- **Objective**
Copy all lines holding the word "eilen" from the entries.

---------------

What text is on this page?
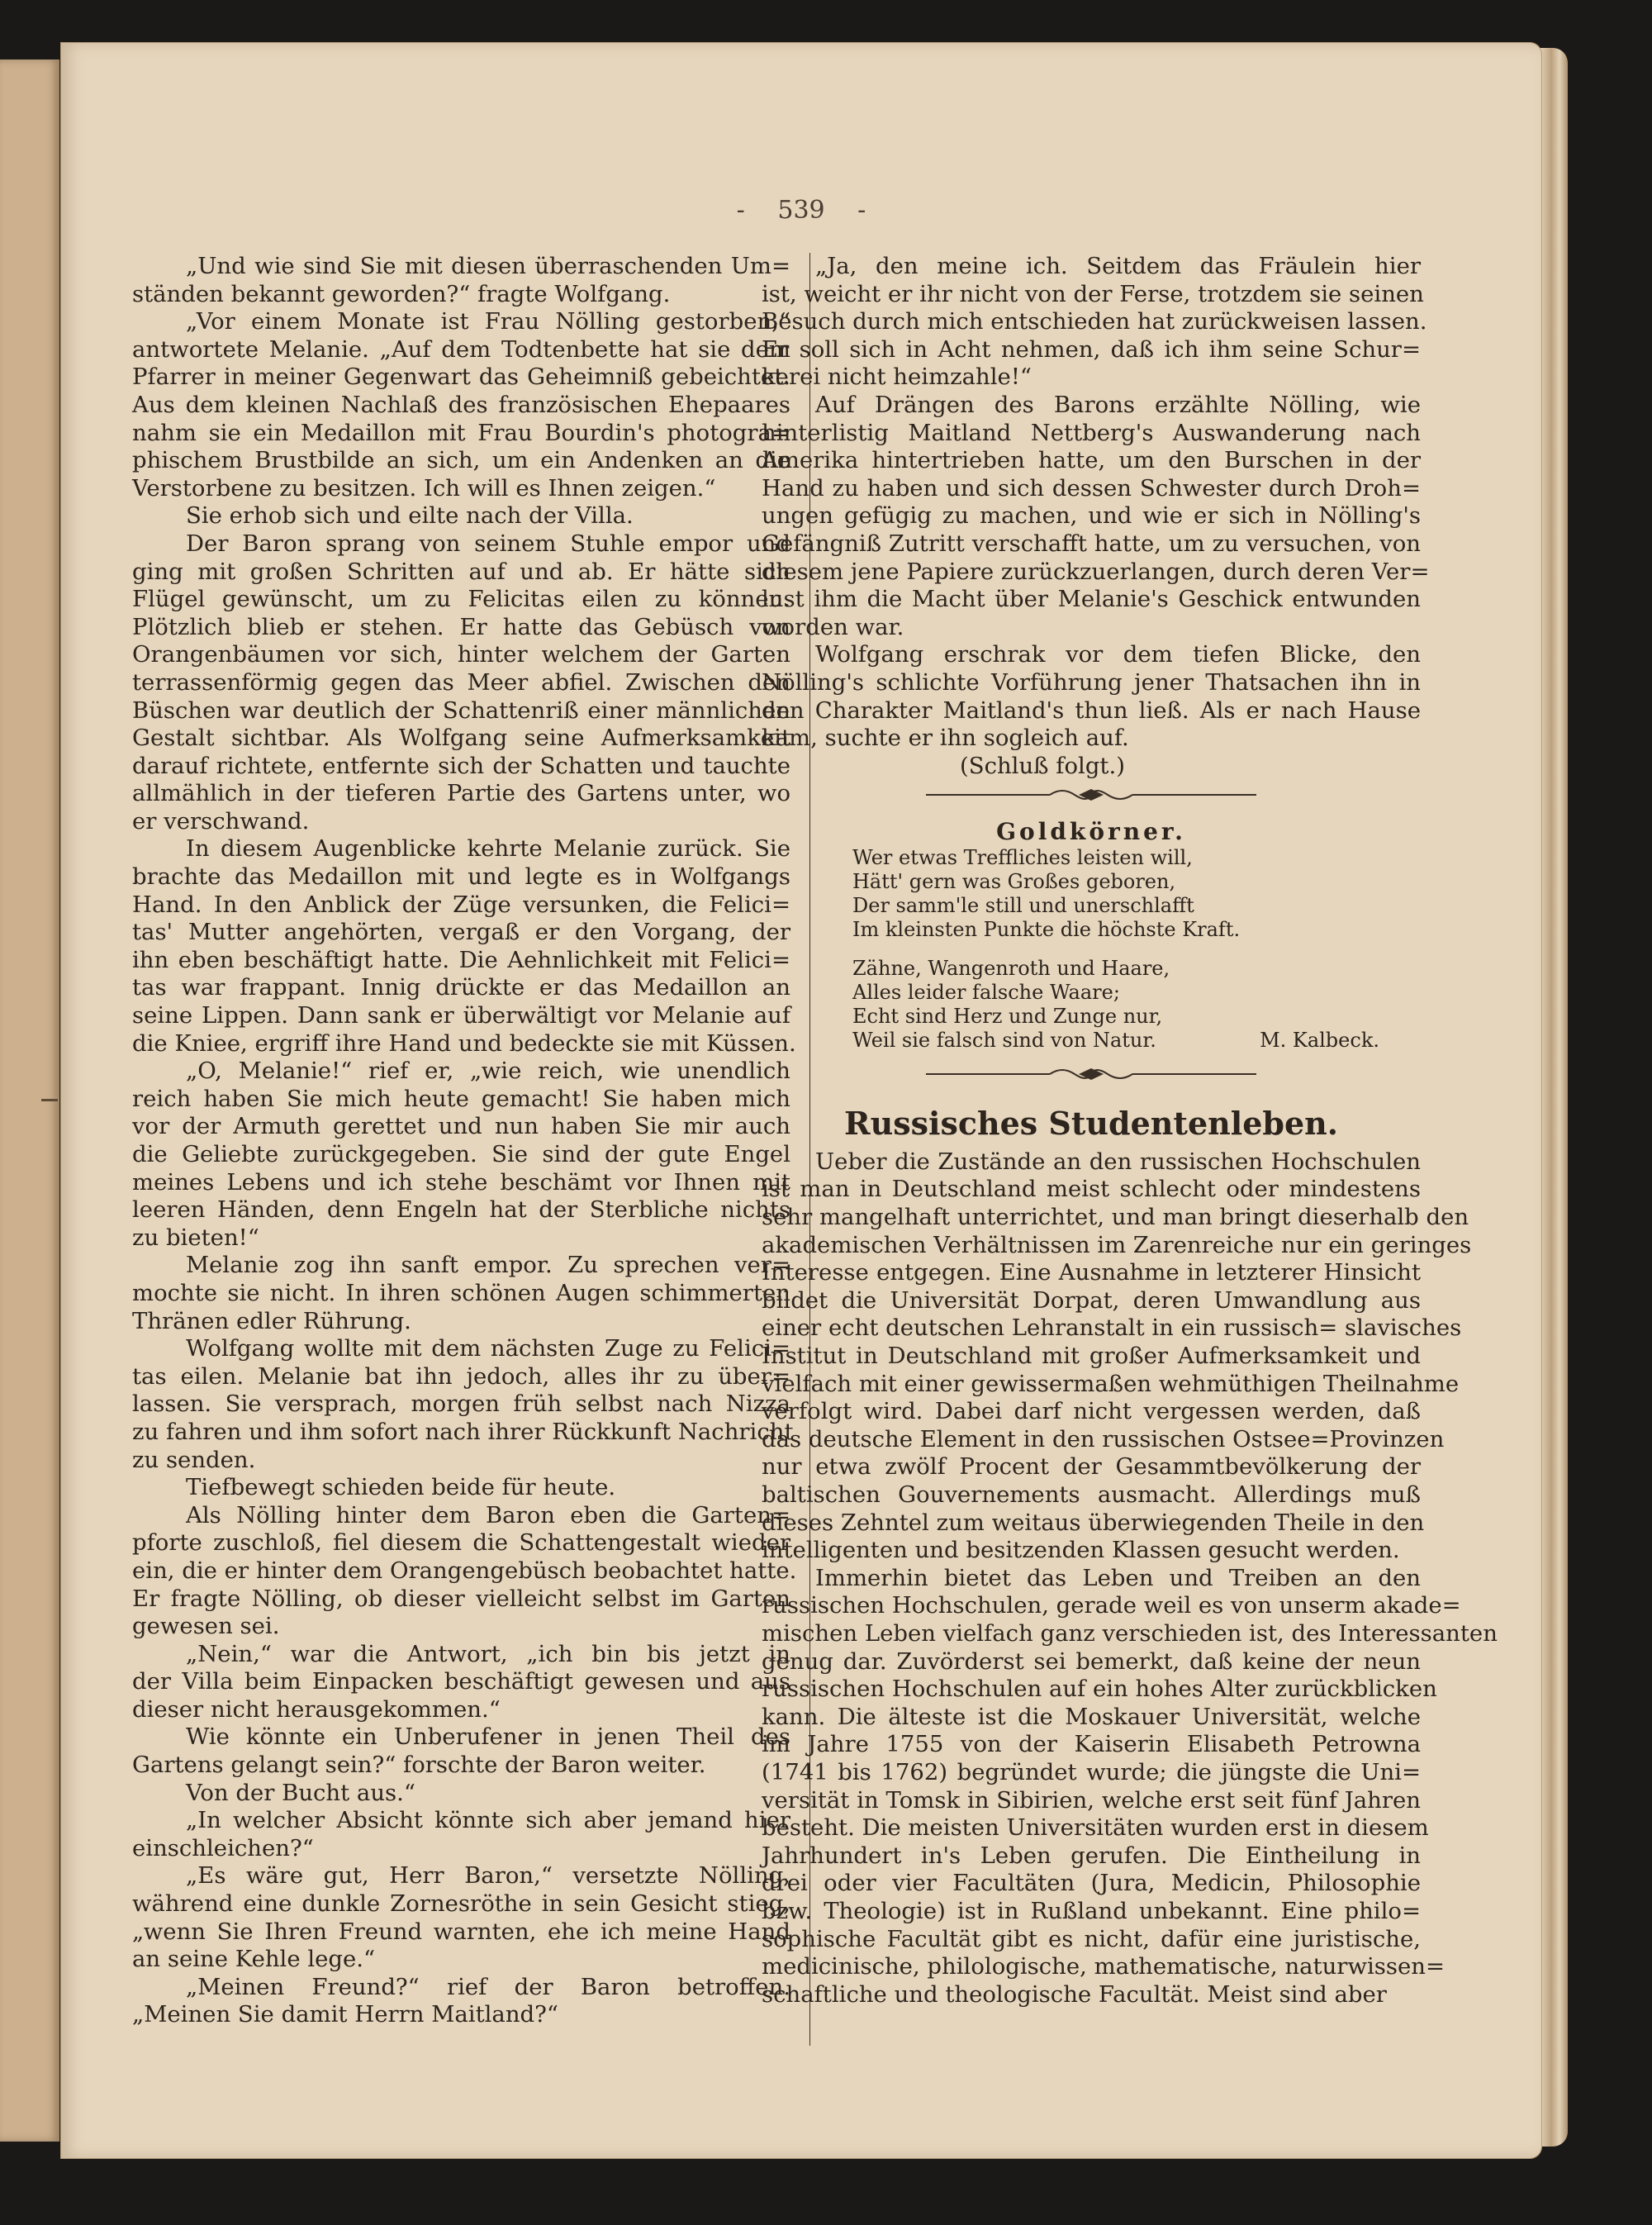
- 539 -

„Und wie sind Sie mit diesen überraschenden Um=

ständen bekannt geworden?“ fragte Wolfgang.

„Vor einem Monate ist Frau Nölling gestorben,“

antwortete Melanie. „Auf dem Todtenbette hat sie dem

Pfarrer in meiner Gegenwart das Geheimniß gebeichtet.

Aus dem kleinen Nachlaß des französischen Ehepaares

nahm sie ein Medaillon mit Frau Bourdin's photogra=

phischem Brustbilde an sich, um ein Andenken an die

Verstorbene zu besitzen. Ich will es Ihnen zeigen.“

Sie erhob sich und eilte nach der Villa.

Der Baron sprang von seinem Stuhle empor und

ging mit großen Schritten auf und ab. Er hätte sich

Flügel gewünscht, um zu Felicitas eilen zu können.

Plötzlich blieb er stehen. Er hatte das Gebüsch von

Orangenbäumen vor sich, hinter welchem der Garten

terrassenförmig gegen das Meer abfiel. Zwischen den

Büschen war deutlich der Schattenriß einer männlichen

Gestalt sichtbar. Als Wolfgang seine Aufmerksamkeit

darauf richtete, entfernte sich der Schatten und tauchte

allmählich in der tieferen Partie des Gartens unter, wo

er verschwand.

In diesem Augenblicke kehrte Melanie zurück. Sie

brachte das Medaillon mit und legte es in Wolfgangs

Hand. In den Anblick der Züge versunken, die Felici=

tas' Mutter angehörten, vergaß er den Vorgang, der

ihn eben beschäftigt hatte. Die Aehnlichkeit mit Felici=

tas war frappant. Innig drückte er das Medaillon an

seine Lippen. Dann sank er überwältigt vor Melanie auf

die Kniee, ergriff ihre Hand und bedeckte sie mit Küssen.

„O, Melanie!“ rief er, „wie reich, wie unendlich

reich haben Sie mich heute gemacht! Sie haben mich

vor der Armuth gerettet und nun haben Sie mir auch

die Geliebte zurückgegeben. Sie sind der gute Engel

meines Lebens und ich stehe beschämt vor Ihnen mit

leeren Händen, denn Engeln hat der Sterbliche nichts

zu bieten!“

Melanie zog ihn sanft empor. Zu sprechen ver=

mochte sie nicht. In ihren schönen Augen schimmerten

Thränen edler Rührung.

Wolfgang wollte mit dem nächsten Zuge zu Felici=

tas eilen. Melanie bat ihn jedoch, alles ihr zu über=

lassen. Sie versprach, morgen früh selbst nach Nizza

zu fahren und ihm sofort nach ihrer Rückkunft Nachricht

zu senden.

Tiefbewegt schieden beide für heute.

Als Nölling hinter dem Baron eben die Garten=

pforte zuschloß, fiel diesem die Schattengestalt wieder

ein, die er hinter dem Orangengebüsch beobachtet hatte.

Er fragte Nölling, ob dieser vielleicht selbst im Garten

gewesen sei.

„Nein,“ war die Antwort, „ich bin bis jetzt in

der Villa beim Einpacken beschäftigt gewesen und aus

dieser nicht herausgekommen.“

Wie könnte ein Unberufener in jenen Theil des

Gartens gelangt sein?“ forschte der Baron weiter.

Von der Bucht aus.“

„In welcher Absicht könnte sich aber jemand hier

einschleichen?“

„Es wäre gut, Herr Baron,“ versetzte Nölling,

während eine dunkle Zornesröthe in sein Gesicht stieg,

„wenn Sie Ihren Freund warnten, ehe ich meine Hand

an seine Kehle lege.“

„Meinen Freund?“ rief der Baron betroffen.

„Meinen Sie damit Herrn Maitland?“

„Ja, den meine ich. Seitdem das Fräulein hier

ist, weicht er ihr nicht von der Ferse, trotzdem sie seinen

Besuch durch mich entschieden hat zurückweisen lassen.

Er soll sich in Acht nehmen, daß ich ihm seine Schur=

kerei nicht heimzahle!“

Auf Drängen des Barons erzählte Nölling, wie

hinterlistig Maitland Nettberg's Auswanderung nach

Amerika hintertrieben hatte, um den Burschen in der

Hand zu haben und sich dessen Schwester durch Droh=

ungen gefügig zu machen, und wie er sich in Nölling's

Gefängniß Zutritt verschafft hatte, um zu versuchen, von

diesem jene Papiere zurückzuerlangen, durch deren Ver=

lust ihm die Macht über Melanie's Geschick entwunden

worden war.

Wolfgang erschrak vor dem tiefen Blicke, den

Nölling's schlichte Vorführung jener Thatsachen ihn in

den Charakter Maitland's thun ließ. Als er nach Hause

kam, suchte er ihn sogleich auf.

(Schluß folgt.)

Goldkörner.

Wer etwas Treffliches leisten will,

Hätt' gern was Großes geboren,

Der samm'le still und unerschlafft

Im kleinsten Punkte die höchste Kraft.

Zähne, Wangenroth und Haare,

Alles leider falsche Waare;

Echt sind Herz und Zunge nur,

Weil sie falsch sind von Natur.	M. Kalbeck.

Russisches Studentenleben.

Ueber die Zustände an den russischen Hochschulen

ist man in Deutschland meist schlecht oder mindestens

sehr mangelhaft unterrichtet, und man bringt dieserhalb den

akademischen Verhältnissen im Zarenreiche nur ein geringes

Interesse entgegen. Eine Ausnahme in letzterer Hinsicht

bildet die Universität Dorpat, deren Umwandlung aus

einer echt deutschen Lehranstalt in ein russisch= slavisches

Institut in Deutschland mit großer Aufmerksamkeit und

vielfach mit einer gewissermaßen wehmüthigen Theilnahme

verfolgt wird. Dabei darf nicht vergessen werden, daß

das deutsche Element in den russischen Ostsee=Provinzen

nur etwa zwölf Procent der Gesammtbevölkerung der

baltischen Gouvernements ausmacht. Allerdings muß

dieses Zehntel zum weitaus überwiegenden Theile in den

intelligenten und besitzenden Klassen gesucht werden.

Immerhin bietet das Leben und Treiben an den

russischen Hochschulen, gerade weil es von unserm akade=

mischen Leben vielfach ganz verschieden ist, des Interessanten

genug dar. Zuvörderst sei bemerkt, daß keine der neun

russischen Hochschulen auf ein hohes Alter zurückblicken

kann. Die älteste ist die Moskauer Universität, welche

im Jahre 1755 von der Kaiserin Elisabeth Petrowna

(1741 bis 1762) begründet wurde; die jüngste die Uni=

versität in Tomsk in Sibirien, welche erst seit fünf Jahren

besteht. Die meisten Universitäten wurden erst in diesem

Jahrhundert in's Leben gerufen. Die Eintheilung in

drei oder vier Facultäten (Jura, Medicin, Philosophie

bzw. Theologie) ist in Rußland unbekannt. Eine philo=

sophische Facultät gibt es nicht, dafür eine juristische,

medicinische, philologische, mathematische, naturwissen=

schaftliche und theologische Facultät. Meist sind aber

---------------

- **Result**
Flügel gewünscht, um zu Felicitas eilen zu können.
tas eilen. Melanie bat ihn jedoch, alles ihr zu über=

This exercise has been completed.